Records contained in a dataset
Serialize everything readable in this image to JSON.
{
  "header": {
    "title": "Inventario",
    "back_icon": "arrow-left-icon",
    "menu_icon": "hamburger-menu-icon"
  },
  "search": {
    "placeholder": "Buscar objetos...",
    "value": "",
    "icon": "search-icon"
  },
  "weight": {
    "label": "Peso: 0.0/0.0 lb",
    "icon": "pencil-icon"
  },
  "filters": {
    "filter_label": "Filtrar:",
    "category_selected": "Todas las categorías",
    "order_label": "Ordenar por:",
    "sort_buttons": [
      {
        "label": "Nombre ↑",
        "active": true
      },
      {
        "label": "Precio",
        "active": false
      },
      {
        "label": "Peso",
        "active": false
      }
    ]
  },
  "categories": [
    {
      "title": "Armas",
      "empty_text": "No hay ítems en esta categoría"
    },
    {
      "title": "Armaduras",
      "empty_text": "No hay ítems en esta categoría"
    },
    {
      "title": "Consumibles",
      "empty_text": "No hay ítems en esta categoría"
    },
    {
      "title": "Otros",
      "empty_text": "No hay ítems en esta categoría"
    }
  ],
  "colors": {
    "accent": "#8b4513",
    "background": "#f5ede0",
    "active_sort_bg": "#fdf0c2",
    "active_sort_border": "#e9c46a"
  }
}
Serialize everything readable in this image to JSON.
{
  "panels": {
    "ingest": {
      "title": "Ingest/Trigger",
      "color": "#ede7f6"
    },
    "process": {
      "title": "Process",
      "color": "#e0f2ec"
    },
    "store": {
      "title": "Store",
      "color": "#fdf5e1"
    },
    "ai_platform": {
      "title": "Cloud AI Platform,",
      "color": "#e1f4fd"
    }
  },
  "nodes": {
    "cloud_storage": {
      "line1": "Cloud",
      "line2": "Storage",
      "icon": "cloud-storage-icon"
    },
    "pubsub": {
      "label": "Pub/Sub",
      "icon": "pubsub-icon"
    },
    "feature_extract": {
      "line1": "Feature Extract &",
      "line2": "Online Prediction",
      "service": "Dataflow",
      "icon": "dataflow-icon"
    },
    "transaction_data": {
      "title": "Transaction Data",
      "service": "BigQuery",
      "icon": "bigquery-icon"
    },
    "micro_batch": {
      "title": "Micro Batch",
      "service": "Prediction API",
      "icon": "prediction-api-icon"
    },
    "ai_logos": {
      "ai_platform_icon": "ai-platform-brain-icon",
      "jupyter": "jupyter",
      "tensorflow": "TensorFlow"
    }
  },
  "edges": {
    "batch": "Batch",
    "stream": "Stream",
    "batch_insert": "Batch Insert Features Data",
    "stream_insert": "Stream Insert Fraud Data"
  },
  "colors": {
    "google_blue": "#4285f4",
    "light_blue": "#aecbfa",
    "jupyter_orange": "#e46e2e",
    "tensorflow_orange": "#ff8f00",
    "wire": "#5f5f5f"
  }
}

*Your goal*: Retype the listing above in full, with no alterations.

*Answer for this exercise*:
Serialize everything readable in this image to JSON.
{
  "header": {
    "title": "Inventario",
    "back_icon": "arrow-left-icon",
    "menu_icon": "hamburger-menu-icon"
  },
  "search": {
    "placeholder": "Buscar objetos...",
    "value": "",
    "icon": "search-icon"
  },
  "weight": {
    "label": "Peso: 0.0/0.0 lb",
    "icon": "pencil-icon"
  },
  "filters": {
    "filter_label": "Filtrar:",
    "category_selected": "Todas las categorías",
    "order_label": "Ordenar por:",
    "sort_buttons": [
      {
        "label": "Nombre ↑",
        "active": true
      },
      {
        "label": "Precio",
        "active": false
      },
      {
        "label": "Peso",
        "active": false
      }
    ]
  },
  "categories": [
    {
      "title": "Armas",
      "empty_text": "No hay ítems en esta categoría"
    },
    {
      "title": "Armaduras",
      "empty_text": "No hay ítems en esta categoría"
    },
    {
      "title": "Consumibles",
      "empty_text": "No hay ítems en esta categoría"
    },
    {
      "title": "Otros",
      "empty_text": "No hay ítems en esta categoría"
    }
  ],
  "colors": {
    "accent": "#8b4513",
    "background": "#f5ede0",
    "active_sort_bg": "#fdf0c2",
    "active_sort_border": "#e9c46a"
  }
}
Serialize everything readable in this image to JSON.
{
  "panels": {
    "ingest": {
      "title": "Ingest/Trigger",
      "color": "#ede7f6"
    },
    "process": {
      "title": "Process",
      "color": "#e0f2ec"
    },
    "store": {
      "title": "Store",
      "color": "#fdf5e1"
    },
    "ai_platform": {
      "title": "Cloud AI Platform,",
      "color": "#e1f4fd"
    }
  },
  "nodes": {
    "cloud_storage": {
      "line1": "Cloud",
      "line2": "Storage",
      "icon": "cloud-storage-icon"
    },
    "pubsub": {
      "label": "Pub/Sub",
      "icon": "pubsub-icon"
    },
    "feature_extract": {
      "line1": "Feature Extract &",
      "line2": "Online Prediction",
      "service": "Dataflow",
      "icon": "dataflow-icon"
    },
    "transaction_data": {
      "title": "Transaction Data",
      "service": "BigQuery",
      "icon": "bigquery-icon"
    },
    "micro_batch": {
      "title": "Micro Batch",
      "service": "Prediction API",
      "icon": "prediction-api-icon"
    },
    "ai_logos": {
      "ai_platform_icon": "ai-platform-brain-icon",
      "jupyter": "jupyter",
      "tensorflow": "TensorFlow"
    }
  },
  "edges": {
    "batch": "Batch",
    "stream": "Stream",
    "batch_insert": "Batch Insert Features Data",
    "stream_insert": "Stream Insert Fraud Data"
  },
  "colors": {
    "google_blue": "#4285f4",
    "light_blue": "#aecbfa",
    "jupyter_orange": "#e46e2e",
    "tensorflow_orange": "#ff8f00",
    "wire": "#5f5f5f"
  }
}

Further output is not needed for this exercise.